Supplied data |
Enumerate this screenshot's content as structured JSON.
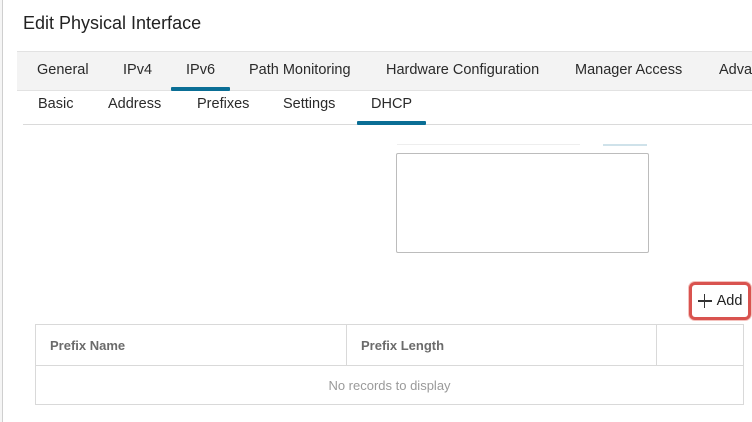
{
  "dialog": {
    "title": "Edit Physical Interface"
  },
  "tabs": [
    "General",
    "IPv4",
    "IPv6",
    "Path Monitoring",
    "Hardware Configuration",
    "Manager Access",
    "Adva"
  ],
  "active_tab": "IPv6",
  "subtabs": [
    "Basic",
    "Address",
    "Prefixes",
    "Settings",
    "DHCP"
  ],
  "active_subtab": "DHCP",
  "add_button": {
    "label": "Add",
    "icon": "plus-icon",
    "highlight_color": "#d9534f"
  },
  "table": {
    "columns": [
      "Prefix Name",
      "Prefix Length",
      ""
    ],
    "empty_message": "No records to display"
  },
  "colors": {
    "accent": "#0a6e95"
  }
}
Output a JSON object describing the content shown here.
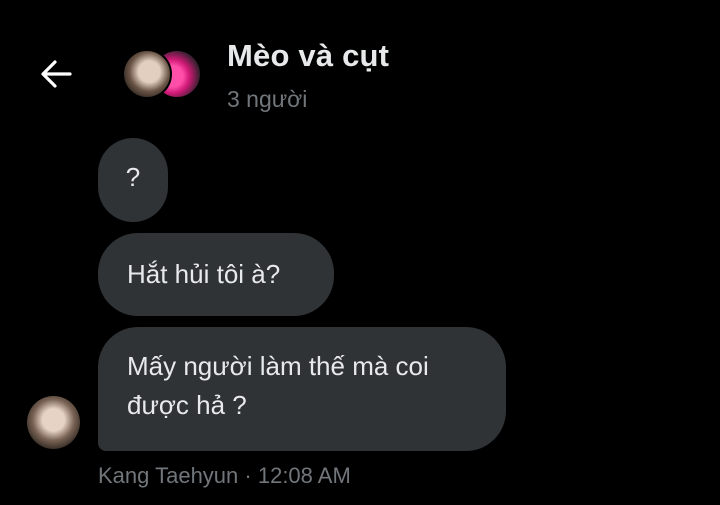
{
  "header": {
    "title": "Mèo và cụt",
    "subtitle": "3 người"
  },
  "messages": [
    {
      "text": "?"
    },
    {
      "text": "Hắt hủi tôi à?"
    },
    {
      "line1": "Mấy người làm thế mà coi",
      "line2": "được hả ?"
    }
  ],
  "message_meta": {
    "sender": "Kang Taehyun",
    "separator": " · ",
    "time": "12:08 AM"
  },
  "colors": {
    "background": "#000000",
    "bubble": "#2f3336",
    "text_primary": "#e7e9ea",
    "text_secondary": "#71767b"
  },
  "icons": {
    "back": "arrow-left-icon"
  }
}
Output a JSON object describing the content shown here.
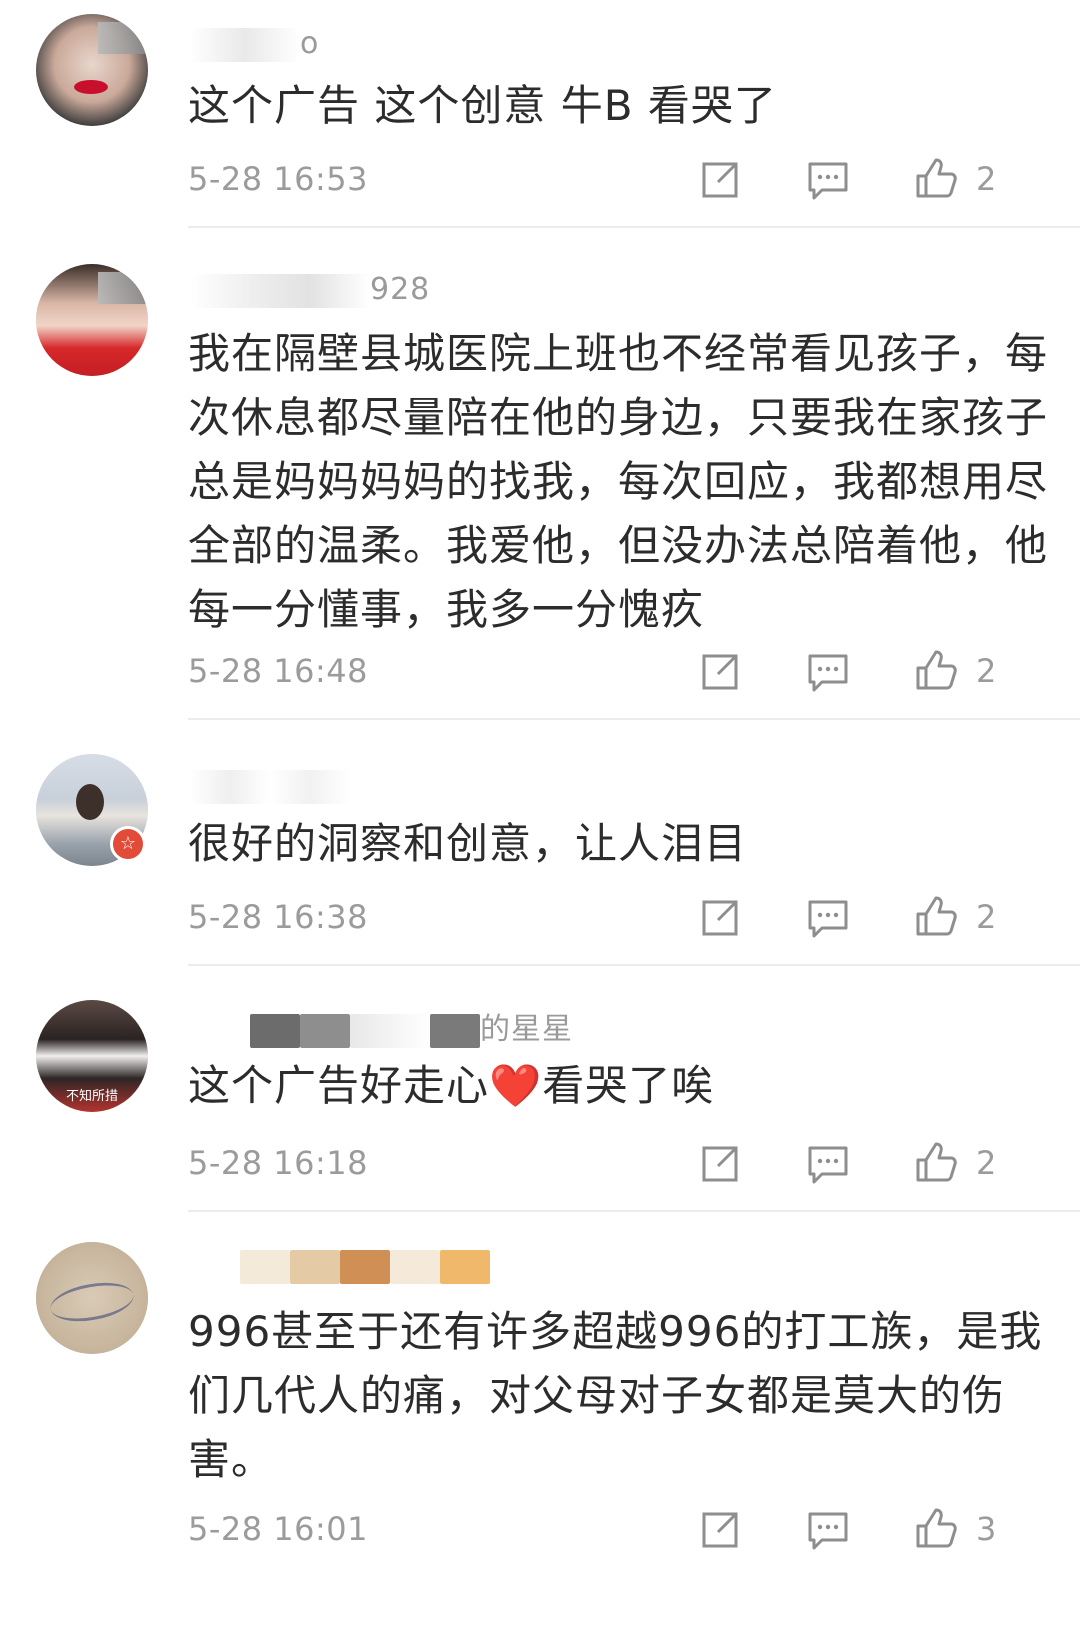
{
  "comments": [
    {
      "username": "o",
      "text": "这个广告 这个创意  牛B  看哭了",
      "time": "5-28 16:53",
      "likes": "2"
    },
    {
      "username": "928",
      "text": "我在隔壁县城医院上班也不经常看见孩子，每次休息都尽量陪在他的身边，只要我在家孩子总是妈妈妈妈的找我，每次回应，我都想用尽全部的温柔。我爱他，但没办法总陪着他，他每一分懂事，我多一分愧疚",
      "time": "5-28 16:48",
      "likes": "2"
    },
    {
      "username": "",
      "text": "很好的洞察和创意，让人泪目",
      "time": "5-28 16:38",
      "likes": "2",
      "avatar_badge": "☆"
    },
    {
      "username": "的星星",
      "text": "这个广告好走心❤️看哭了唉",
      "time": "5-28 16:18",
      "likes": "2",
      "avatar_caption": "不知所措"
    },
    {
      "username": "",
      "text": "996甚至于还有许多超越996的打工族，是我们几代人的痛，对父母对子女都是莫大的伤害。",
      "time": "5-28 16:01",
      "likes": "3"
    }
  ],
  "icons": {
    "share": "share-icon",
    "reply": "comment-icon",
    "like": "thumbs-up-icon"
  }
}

Set exercise | Extract from the data every line where "time" shows up.

Output for this task |
    "time": "12:08 AM"
      "time": "5-28 16:53",
      "time": "5-28 16:48",
      "time": "5-28 16:38",
      "time": "5-28 16:18",
      "time": "5-28 16:01",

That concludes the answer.